• _What you have to do_: Report the count of lines that carry the string "Flux", and add nothing.

• _Supplied data_:

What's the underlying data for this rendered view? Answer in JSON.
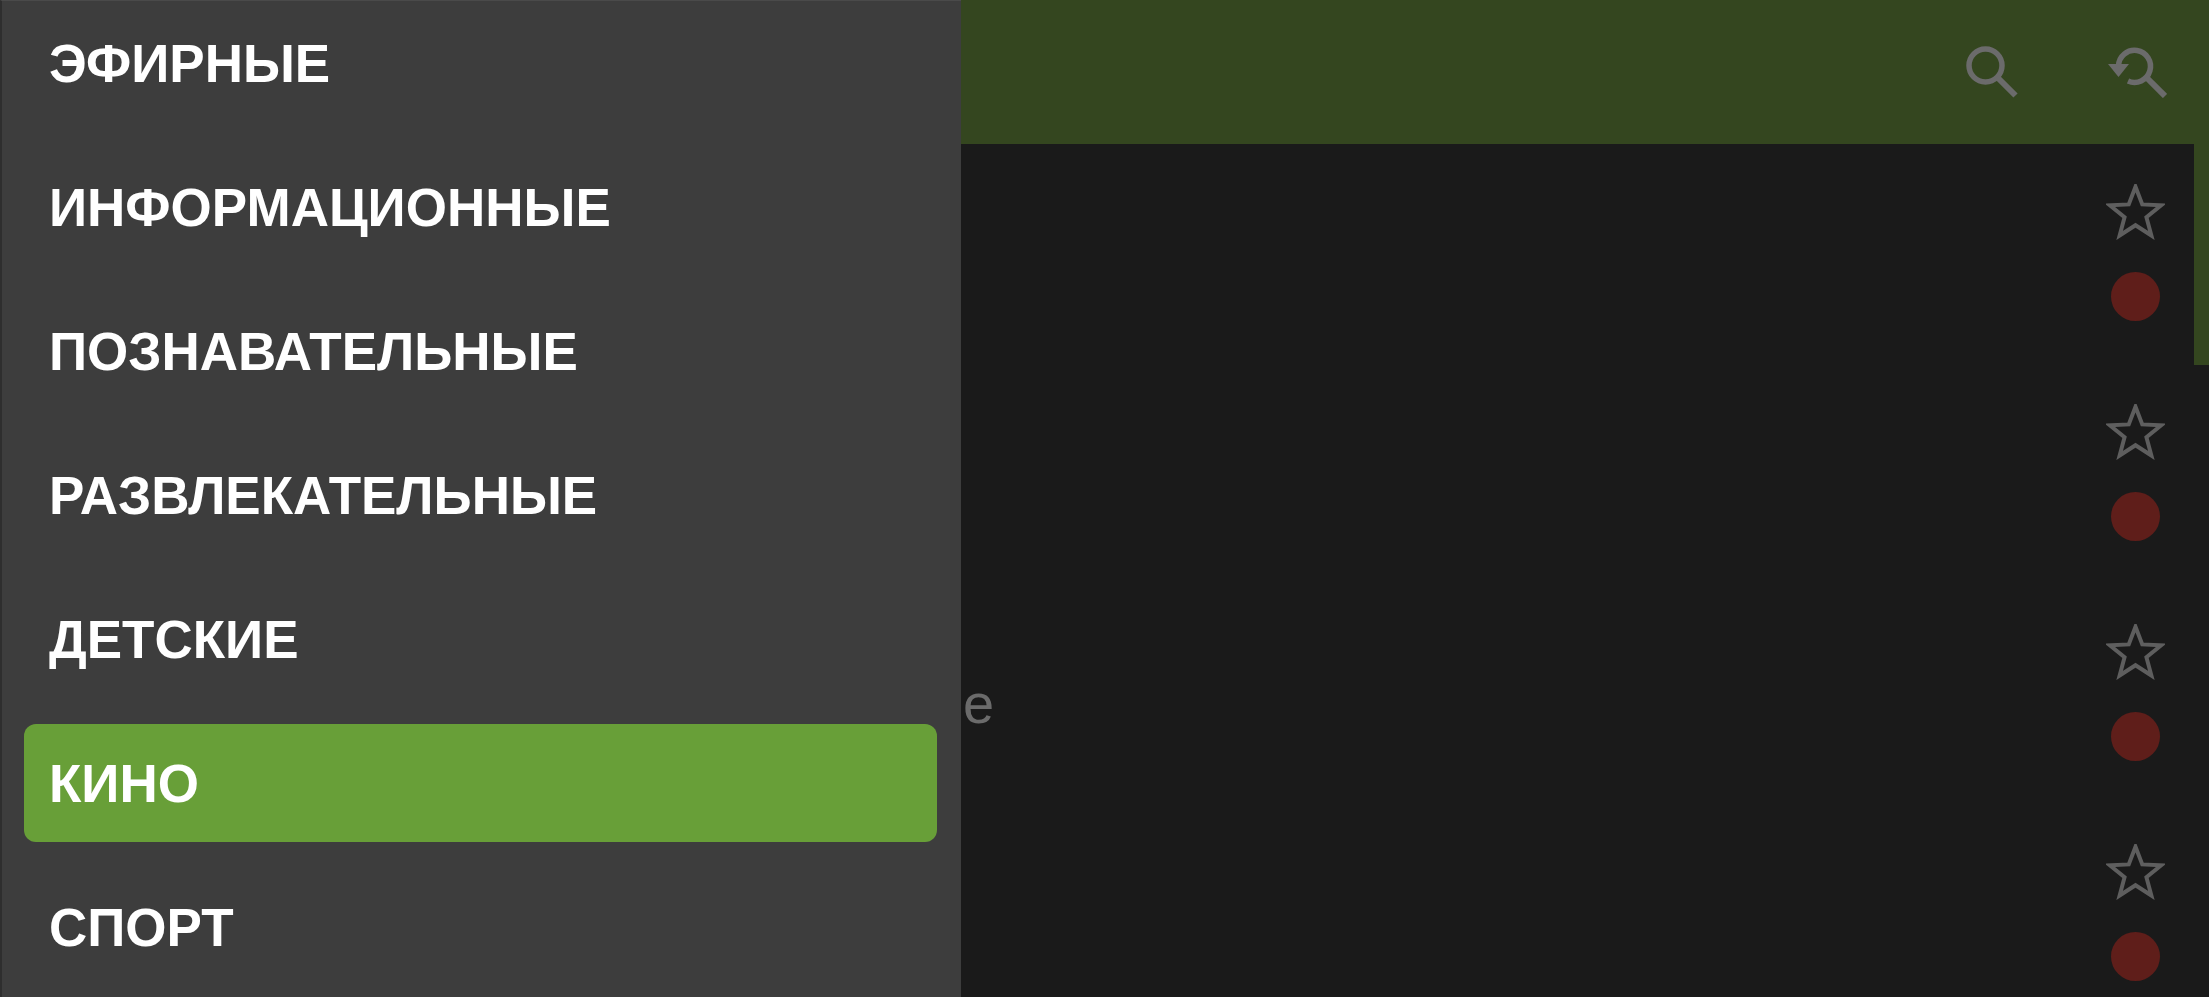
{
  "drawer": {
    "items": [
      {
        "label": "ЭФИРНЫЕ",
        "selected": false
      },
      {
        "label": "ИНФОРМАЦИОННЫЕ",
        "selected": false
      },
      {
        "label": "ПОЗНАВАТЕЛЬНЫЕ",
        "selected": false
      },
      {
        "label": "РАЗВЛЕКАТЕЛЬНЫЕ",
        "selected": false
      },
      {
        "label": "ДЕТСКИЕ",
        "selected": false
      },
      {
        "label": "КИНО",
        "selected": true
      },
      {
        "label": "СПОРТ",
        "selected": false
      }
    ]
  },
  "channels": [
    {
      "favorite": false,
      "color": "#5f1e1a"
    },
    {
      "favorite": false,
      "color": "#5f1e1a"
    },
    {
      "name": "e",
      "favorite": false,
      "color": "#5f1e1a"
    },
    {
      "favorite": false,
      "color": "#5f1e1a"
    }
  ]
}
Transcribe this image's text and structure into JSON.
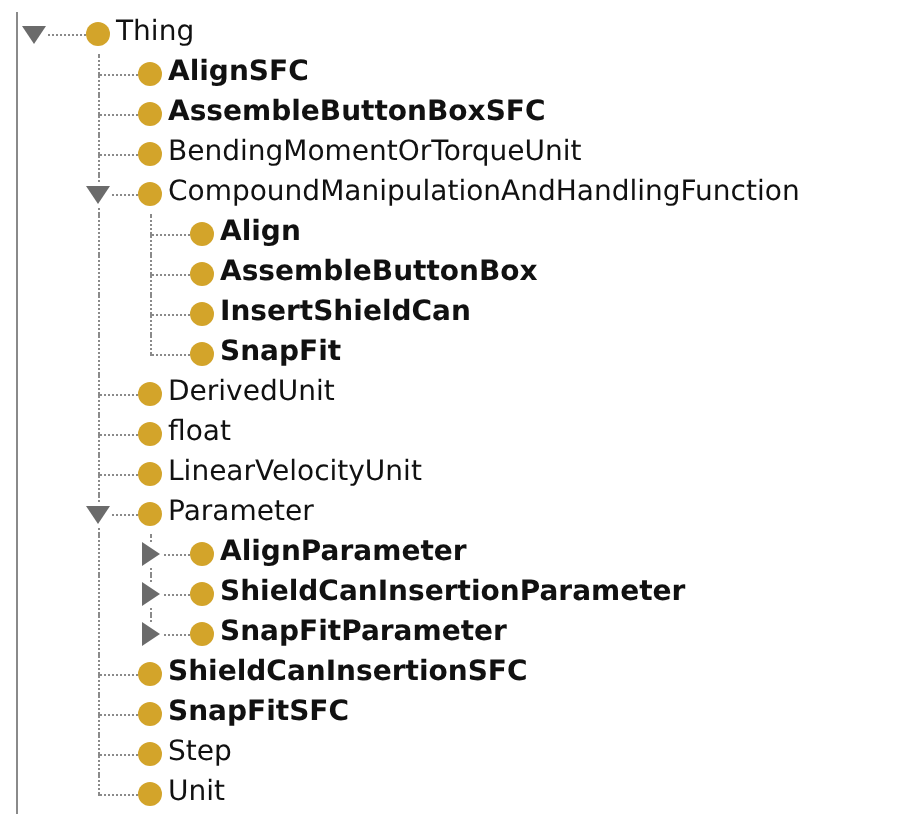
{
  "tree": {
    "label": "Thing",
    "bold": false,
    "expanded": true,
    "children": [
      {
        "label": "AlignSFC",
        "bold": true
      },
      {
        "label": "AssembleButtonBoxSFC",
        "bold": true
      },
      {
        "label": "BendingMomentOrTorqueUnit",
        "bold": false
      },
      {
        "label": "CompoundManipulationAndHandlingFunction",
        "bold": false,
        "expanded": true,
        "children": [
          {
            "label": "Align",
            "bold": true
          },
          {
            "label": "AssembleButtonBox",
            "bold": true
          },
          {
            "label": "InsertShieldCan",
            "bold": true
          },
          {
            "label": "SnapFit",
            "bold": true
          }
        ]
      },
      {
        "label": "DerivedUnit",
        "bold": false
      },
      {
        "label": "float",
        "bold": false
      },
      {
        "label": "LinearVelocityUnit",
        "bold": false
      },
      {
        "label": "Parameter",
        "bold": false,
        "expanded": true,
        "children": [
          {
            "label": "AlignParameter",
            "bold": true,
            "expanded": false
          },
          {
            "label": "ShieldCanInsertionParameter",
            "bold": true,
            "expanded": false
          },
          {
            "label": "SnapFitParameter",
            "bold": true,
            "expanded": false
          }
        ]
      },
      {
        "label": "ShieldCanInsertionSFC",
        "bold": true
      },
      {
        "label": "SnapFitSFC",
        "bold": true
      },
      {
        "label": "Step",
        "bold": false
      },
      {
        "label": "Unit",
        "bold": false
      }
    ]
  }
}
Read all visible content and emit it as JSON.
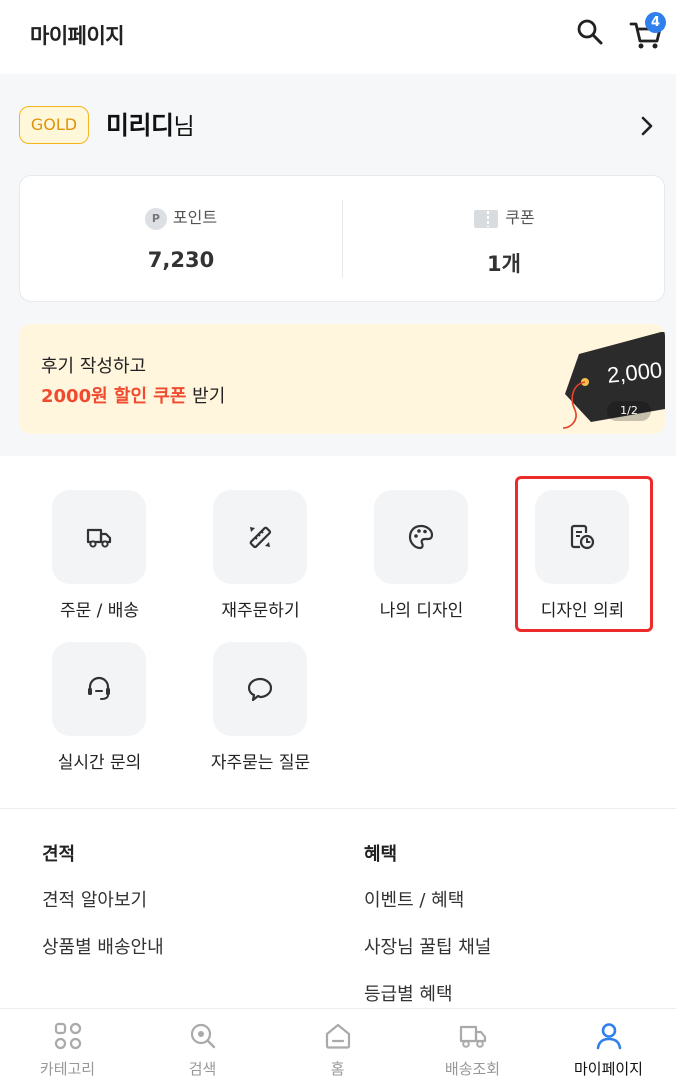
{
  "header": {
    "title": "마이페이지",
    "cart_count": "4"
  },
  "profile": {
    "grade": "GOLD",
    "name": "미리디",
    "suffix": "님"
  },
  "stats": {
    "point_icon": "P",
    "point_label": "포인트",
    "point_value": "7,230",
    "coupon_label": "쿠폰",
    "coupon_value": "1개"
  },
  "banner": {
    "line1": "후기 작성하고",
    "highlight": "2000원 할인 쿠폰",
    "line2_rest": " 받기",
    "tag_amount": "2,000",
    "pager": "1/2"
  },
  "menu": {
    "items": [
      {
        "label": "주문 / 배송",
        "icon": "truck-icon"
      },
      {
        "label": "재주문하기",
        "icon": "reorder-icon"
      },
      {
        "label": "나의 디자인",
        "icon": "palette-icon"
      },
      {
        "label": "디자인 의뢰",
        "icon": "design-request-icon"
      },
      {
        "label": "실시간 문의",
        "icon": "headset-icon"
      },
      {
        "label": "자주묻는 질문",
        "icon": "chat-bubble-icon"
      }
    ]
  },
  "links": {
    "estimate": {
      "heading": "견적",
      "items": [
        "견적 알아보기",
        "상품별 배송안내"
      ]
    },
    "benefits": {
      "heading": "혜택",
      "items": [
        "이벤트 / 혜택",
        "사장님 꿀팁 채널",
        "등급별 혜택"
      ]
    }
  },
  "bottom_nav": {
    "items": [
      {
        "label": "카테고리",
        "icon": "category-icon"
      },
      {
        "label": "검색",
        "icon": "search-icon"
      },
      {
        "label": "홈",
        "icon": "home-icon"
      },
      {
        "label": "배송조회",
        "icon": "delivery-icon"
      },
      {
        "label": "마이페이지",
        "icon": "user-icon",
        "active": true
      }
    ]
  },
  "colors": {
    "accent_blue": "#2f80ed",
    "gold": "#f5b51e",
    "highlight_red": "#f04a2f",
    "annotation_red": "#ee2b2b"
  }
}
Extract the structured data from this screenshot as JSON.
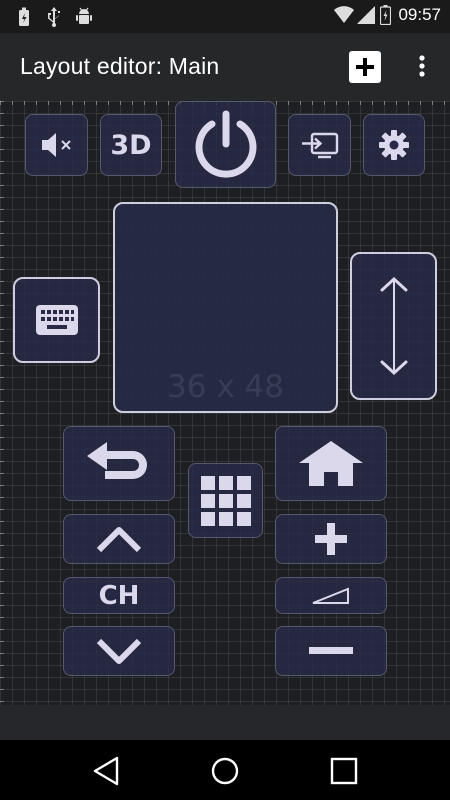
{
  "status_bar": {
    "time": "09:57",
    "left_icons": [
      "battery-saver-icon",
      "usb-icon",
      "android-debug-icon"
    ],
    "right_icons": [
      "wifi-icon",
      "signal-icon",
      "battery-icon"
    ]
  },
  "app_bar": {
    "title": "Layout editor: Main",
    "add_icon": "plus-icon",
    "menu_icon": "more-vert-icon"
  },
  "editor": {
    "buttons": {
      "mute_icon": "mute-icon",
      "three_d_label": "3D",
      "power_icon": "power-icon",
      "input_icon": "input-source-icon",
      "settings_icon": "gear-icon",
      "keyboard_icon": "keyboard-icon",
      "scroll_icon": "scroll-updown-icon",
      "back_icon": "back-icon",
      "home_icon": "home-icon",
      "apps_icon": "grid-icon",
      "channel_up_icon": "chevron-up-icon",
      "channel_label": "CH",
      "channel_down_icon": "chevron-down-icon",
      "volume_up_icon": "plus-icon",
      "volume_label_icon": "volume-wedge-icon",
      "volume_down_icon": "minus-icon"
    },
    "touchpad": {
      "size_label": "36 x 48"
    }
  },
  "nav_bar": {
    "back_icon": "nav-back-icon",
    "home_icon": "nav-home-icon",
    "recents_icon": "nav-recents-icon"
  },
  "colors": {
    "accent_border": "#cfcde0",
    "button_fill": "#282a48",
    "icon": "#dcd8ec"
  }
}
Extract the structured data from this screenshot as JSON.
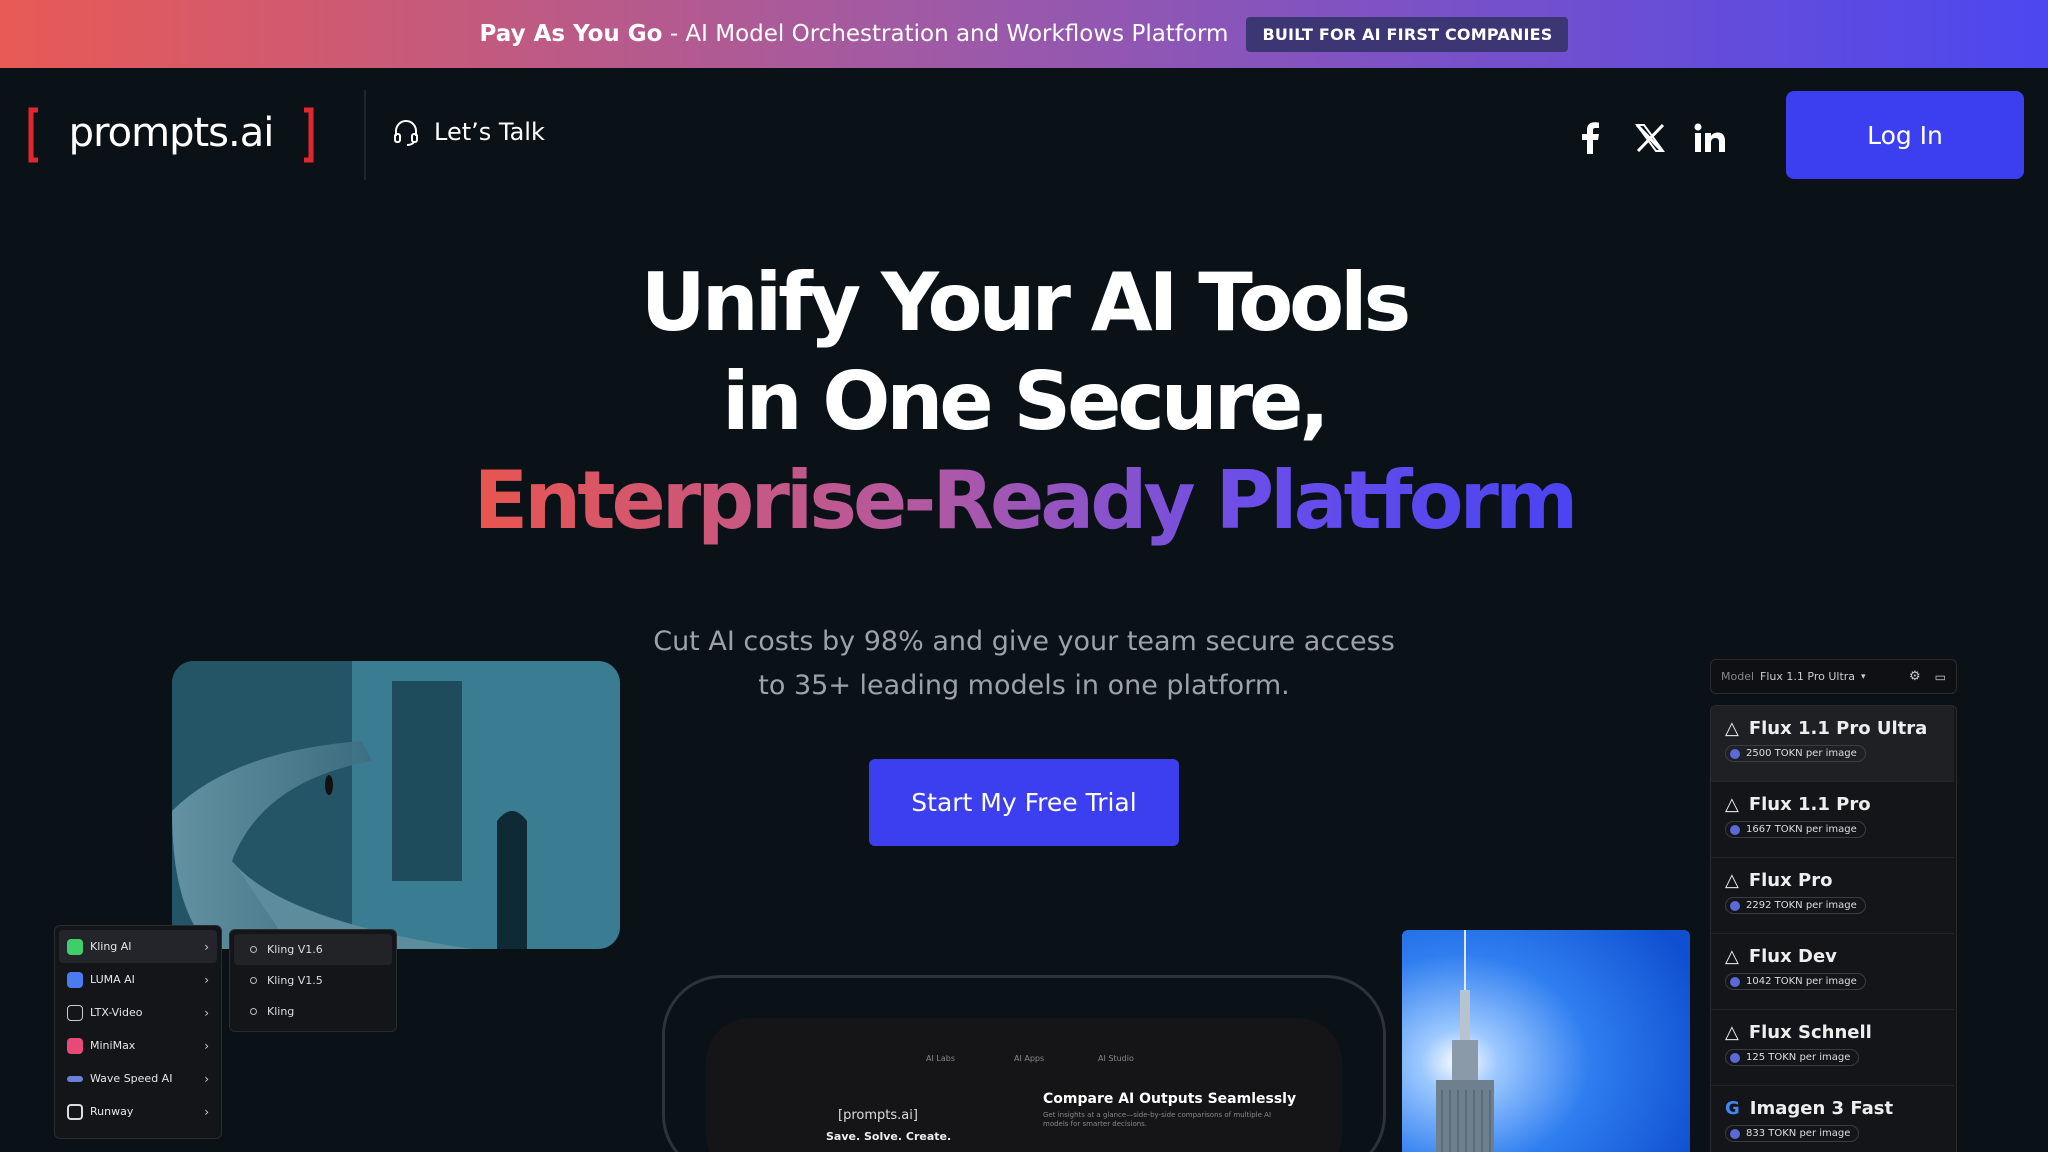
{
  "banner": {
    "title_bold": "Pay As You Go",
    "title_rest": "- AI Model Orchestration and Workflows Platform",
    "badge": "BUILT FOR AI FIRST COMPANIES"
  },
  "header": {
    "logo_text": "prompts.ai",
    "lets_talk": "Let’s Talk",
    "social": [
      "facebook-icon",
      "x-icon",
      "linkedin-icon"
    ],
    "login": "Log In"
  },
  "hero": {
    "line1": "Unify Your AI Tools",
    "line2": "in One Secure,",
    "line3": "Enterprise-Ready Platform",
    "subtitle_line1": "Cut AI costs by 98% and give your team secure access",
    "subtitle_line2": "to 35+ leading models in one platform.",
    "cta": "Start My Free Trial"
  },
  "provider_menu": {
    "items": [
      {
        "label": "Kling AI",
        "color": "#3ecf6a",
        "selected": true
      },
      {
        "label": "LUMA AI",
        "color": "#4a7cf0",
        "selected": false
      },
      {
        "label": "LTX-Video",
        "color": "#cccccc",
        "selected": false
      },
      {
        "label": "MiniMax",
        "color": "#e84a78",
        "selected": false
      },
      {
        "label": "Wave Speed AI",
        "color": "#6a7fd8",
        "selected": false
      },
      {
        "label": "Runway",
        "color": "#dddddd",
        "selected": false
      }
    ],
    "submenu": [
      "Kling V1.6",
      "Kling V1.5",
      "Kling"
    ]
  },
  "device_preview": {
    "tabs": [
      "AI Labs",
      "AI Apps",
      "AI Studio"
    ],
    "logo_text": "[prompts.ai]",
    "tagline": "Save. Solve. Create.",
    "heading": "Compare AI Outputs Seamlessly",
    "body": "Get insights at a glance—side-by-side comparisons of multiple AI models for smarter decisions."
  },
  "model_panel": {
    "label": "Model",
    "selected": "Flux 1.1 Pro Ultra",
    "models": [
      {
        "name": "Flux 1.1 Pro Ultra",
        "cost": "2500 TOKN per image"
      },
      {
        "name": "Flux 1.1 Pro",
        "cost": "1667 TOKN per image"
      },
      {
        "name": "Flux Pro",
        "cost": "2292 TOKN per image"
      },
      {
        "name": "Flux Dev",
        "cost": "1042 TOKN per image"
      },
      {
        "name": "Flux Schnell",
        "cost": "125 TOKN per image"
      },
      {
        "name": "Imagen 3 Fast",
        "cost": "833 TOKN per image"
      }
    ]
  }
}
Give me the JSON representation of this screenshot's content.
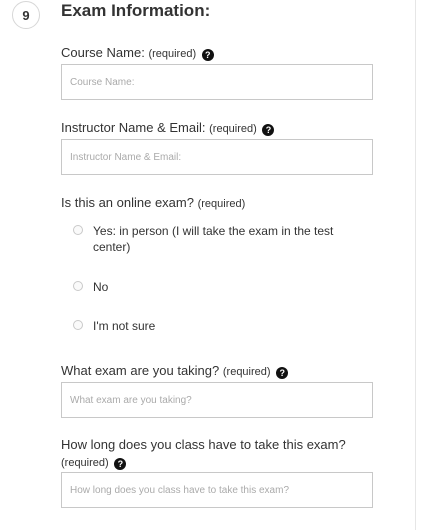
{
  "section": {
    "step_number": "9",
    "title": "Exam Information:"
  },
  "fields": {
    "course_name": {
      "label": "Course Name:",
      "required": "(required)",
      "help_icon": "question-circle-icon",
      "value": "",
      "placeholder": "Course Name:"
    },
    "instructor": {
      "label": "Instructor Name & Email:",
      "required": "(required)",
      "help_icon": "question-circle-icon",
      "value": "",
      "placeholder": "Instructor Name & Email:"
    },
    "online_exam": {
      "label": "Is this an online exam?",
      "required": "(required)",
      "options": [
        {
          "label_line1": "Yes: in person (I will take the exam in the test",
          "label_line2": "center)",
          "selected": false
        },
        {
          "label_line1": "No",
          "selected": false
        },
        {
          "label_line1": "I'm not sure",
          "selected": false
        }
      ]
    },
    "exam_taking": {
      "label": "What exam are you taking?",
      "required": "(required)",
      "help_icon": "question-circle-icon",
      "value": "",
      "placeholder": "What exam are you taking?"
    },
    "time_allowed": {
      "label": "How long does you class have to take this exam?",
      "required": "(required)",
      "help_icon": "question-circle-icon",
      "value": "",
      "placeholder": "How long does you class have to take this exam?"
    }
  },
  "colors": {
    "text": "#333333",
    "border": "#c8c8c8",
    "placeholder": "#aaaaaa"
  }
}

• _Task answer_: 6